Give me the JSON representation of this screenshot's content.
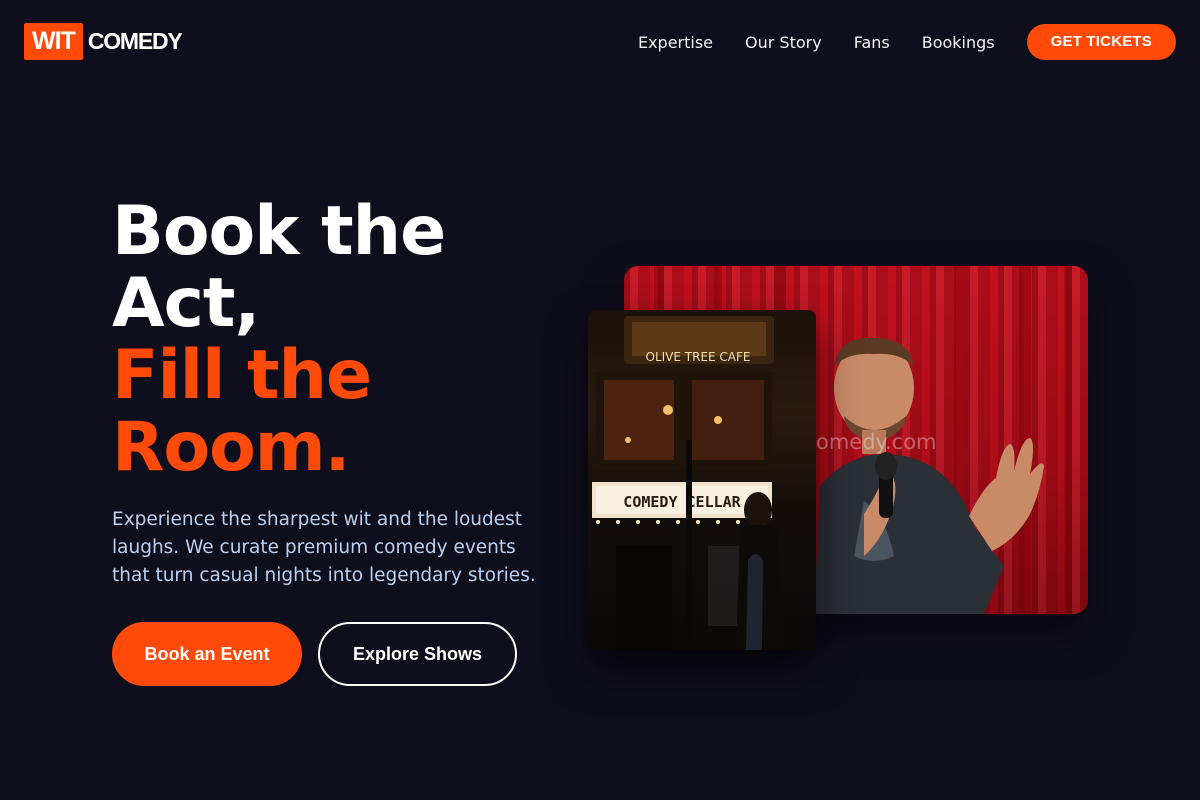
{
  "logo": {
    "box": "WIT",
    "word": "COMEDY"
  },
  "nav": {
    "links": [
      "Expertise",
      "Our Story",
      "Fans",
      "Bookings"
    ],
    "cta": "GET TICKETS"
  },
  "hero": {
    "line1": "Book the",
    "line2": "Act,",
    "line3": "Fill the",
    "line4": "Room.",
    "lede": "Experience the sharpest wit and the loudest laughs. We curate premium comedy events that turn casual nights into legendary stories.",
    "primary_button": "Book an Event",
    "secondary_button": "Explore Shows"
  },
  "photos": {
    "side_sign_top": "OLIVE TREE CAFE",
    "side_sign": "COMEDY CELLAR",
    "main_caption": "omedy.com"
  },
  "colors": {
    "accent": "#ff4a0a",
    "background": "#0f0e1c",
    "lede": "#bcd0ee"
  }
}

▶ [STATED PROBLEM]: Write out the full set of lines verbatim, without the pictures.

▶ [RESULT]:
Give me the JSON representation of this screenshot's content.
{
  "logo": {
    "box": "WIT",
    "word": "COMEDY"
  },
  "nav": {
    "links": [
      "Expertise",
      "Our Story",
      "Fans",
      "Bookings"
    ],
    "cta": "GET TICKETS"
  },
  "hero": {
    "line1": "Book the",
    "line2": "Act,",
    "line3": "Fill the",
    "line4": "Room.",
    "lede": "Experience the sharpest wit and the loudest laughs. We curate premium comedy events that turn casual nights into legendary stories.",
    "primary_button": "Book an Event",
    "secondary_button": "Explore Shows"
  },
  "photos": {
    "side_sign_top": "OLIVE TREE CAFE",
    "side_sign": "COMEDY CELLAR",
    "main_caption": "omedy.com"
  },
  "colors": {
    "accent": "#ff4a0a",
    "background": "#0f0e1c",
    "lede": "#bcd0ee"
  }
}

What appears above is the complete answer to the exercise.